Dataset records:
--- begin ---

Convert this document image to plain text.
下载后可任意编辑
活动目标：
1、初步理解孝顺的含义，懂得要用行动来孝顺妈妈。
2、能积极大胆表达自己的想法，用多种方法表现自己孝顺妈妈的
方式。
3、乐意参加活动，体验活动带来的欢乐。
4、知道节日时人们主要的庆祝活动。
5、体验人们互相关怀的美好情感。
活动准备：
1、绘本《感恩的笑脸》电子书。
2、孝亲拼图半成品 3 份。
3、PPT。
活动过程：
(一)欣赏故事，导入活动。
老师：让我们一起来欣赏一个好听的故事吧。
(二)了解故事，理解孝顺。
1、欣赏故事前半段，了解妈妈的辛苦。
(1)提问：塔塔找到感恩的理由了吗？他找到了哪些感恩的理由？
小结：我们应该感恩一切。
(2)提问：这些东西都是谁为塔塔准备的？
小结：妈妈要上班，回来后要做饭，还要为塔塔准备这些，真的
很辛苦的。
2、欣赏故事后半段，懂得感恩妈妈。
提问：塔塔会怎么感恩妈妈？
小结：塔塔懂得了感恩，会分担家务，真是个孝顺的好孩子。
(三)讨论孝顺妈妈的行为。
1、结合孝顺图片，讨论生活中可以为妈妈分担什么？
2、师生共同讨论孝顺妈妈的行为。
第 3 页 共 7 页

--- end ---

#### CHALLENGE
Give back all the data exactly as written.

#### RESULT
Convert this document image to plain text.
下载后可任意编辑
活动目标：
1、初步理解孝顺的含义，懂得要用行动来孝顺妈妈。
2、能积极大胆表达自己的想法，用多种方法表现自己孝顺妈妈的
方式。
3、乐意参加活动，体验活动带来的欢乐。
4、知道节日时人们主要的庆祝活动。
5、体验人们互相关怀的美好情感。
活动准备：
1、绘本《感恩的笑脸》电子书。
2、孝亲拼图半成品 3 份。
3、PPT。
活动过程：
(一)欣赏故事，导入活动。
老师：让我们一起来欣赏一个好听的故事吧。
(二)了解故事，理解孝顺。
1、欣赏故事前半段，了解妈妈的辛苦。
(1)提问：塔塔找到感恩的理由了吗？他找到了哪些感恩的理由？
小结：我们应该感恩一切。
(2)提问：这些东西都是谁为塔塔准备的？
小结：妈妈要上班，回来后要做饭，还要为塔塔准备这些，真的
很辛苦的。
2、欣赏故事后半段，懂得感恩妈妈。
提问：塔塔会怎么感恩妈妈？
小结：塔塔懂得了感恩，会分担家务，真是个孝顺的好孩子。
(三)讨论孝顺妈妈的行为。
1、结合孝顺图片，讨论生活中可以为妈妈分担什么？
2、师生共同讨论孝顺妈妈的行为。
第 3 页 共 7 页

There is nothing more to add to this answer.